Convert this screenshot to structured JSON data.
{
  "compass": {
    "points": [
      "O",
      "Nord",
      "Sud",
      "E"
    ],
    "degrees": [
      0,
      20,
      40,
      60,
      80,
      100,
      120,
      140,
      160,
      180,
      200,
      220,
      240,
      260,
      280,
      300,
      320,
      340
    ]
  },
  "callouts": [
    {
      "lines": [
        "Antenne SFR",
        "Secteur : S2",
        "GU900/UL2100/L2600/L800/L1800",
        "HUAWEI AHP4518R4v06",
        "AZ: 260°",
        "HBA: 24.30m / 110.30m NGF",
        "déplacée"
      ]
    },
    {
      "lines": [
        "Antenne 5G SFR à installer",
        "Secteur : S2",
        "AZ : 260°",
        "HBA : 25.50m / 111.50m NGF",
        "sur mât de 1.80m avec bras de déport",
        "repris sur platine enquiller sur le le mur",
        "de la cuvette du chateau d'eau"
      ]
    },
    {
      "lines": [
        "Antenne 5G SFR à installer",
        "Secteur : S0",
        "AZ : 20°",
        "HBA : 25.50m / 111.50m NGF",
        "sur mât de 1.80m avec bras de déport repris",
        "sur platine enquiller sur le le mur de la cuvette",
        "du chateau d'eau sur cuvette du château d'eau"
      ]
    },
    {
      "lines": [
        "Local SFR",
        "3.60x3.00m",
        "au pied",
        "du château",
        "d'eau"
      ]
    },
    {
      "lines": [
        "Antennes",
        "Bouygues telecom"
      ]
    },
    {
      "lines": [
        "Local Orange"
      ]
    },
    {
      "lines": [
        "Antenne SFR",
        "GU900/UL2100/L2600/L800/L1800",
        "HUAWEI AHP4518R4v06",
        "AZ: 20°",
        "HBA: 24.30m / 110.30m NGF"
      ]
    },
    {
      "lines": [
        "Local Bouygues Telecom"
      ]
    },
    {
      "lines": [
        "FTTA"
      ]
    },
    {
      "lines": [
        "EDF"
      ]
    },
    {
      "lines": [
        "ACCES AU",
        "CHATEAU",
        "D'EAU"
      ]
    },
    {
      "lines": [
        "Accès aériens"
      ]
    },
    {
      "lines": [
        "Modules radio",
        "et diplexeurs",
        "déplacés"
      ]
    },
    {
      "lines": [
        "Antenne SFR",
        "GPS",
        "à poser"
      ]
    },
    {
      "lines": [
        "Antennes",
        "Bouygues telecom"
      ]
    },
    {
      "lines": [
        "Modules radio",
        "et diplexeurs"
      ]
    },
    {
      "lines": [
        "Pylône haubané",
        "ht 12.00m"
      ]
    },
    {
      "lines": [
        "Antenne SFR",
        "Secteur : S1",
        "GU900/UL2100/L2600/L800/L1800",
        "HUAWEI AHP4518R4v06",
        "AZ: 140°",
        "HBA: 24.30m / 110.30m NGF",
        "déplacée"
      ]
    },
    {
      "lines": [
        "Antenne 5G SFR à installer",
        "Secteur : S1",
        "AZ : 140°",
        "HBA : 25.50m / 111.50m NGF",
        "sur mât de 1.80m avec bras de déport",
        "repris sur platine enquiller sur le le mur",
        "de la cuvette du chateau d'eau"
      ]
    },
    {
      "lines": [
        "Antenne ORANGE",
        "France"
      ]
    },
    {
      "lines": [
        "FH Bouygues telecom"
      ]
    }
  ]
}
********
- What is needed
Without leaving anything out, give the entries again exactly.

- Answer to this problem
Convert this screenshot to structured JSON data.
{
  "compass": {
    "points": [
      "O",
      "Nord",
      "Sud",
      "E"
    ],
    "degrees": [
      0,
      20,
      40,
      60,
      80,
      100,
      120,
      140,
      160,
      180,
      200,
      220,
      240,
      260,
      280,
      300,
      320,
      340
    ]
  },
  "callouts": [
    {
      "lines": [
        "Antenne SFR",
        "Secteur : S2",
        "GU900/UL2100/L2600/L800/L1800",
        "HUAWEI AHP4518R4v06",
        "AZ: 260°",
        "HBA: 24.30m / 110.30m NGF",
        "déplacée"
      ]
    },
    {
      "lines": [
        "Antenne 5G SFR à installer",
        "Secteur : S2",
        "AZ : 260°",
        "HBA : 25.50m / 111.50m NGF",
        "sur mât de 1.80m avec bras de déport",
        "repris sur platine enquiller sur le le mur",
        "de la cuvette du chateau d'eau"
      ]
    },
    {
      "lines": [
        "Antenne 5G SFR à installer",
        "Secteur : S0",
        "AZ : 20°",
        "HBA : 25.50m / 111.50m NGF",
        "sur mât de 1.80m avec bras de déport repris",
        "sur platine enquiller sur le le mur de la cuvette",
        "du chateau d'eau sur cuvette du château d'eau"
      ]
    },
    {
      "lines": [
        "Local SFR",
        "3.60x3.00m",
        "au pied",
        "du château",
        "d'eau"
      ]
    },
    {
      "lines": [
        "Antennes",
        "Bouygues telecom"
      ]
    },
    {
      "lines": [
        "Local Orange"
      ]
    },
    {
      "lines": [
        "Antenne SFR",
        "GU900/UL2100/L2600/L800/L1800",
        "HUAWEI AHP4518R4v06",
        "AZ: 20°",
        "HBA: 24.30m / 110.30m NGF"
      ]
    },
    {
      "lines": [
        "Local Bouygues Telecom"
      ]
    },
    {
      "lines": [
        "FTTA"
      ]
    },
    {
      "lines": [
        "EDF"
      ]
    },
    {
      "lines": [
        "ACCES AU",
        "CHATEAU",
        "D'EAU"
      ]
    },
    {
      "lines": [
        "Accès aériens"
      ]
    },
    {
      "lines": [
        "Modules radio",
        "et diplexeurs",
        "déplacés"
      ]
    },
    {
      "lines": [
        "Antenne SFR",
        "GPS",
        "à poser"
      ]
    },
    {
      "lines": [
        "Antennes",
        "Bouygues telecom"
      ]
    },
    {
      "lines": [
        "Modules radio",
        "et diplexeurs"
      ]
    },
    {
      "lines": [
        "Pylône haubané",
        "ht 12.00m"
      ]
    },
    {
      "lines": [
        "Antenne SFR",
        "Secteur : S1",
        "GU900/UL2100/L2600/L800/L1800",
        "HUAWEI AHP4518R4v06",
        "AZ: 140°",
        "HBA: 24.30m / 110.30m NGF",
        "déplacée"
      ]
    },
    {
      "lines": [
        "Antenne 5G SFR à installer",
        "Secteur : S1",
        "AZ : 140°",
        "HBA : 25.50m / 111.50m NGF",
        "sur mât de 1.80m avec bras de déport",
        "repris sur platine enquiller sur le le mur",
        "de la cuvette du chateau d'eau"
      ]
    },
    {
      "lines": [
        "Antenne ORANGE",
        "France"
      ]
    },
    {
      "lines": [
        "FH Bouygues telecom"
      ]
    }
  ]
}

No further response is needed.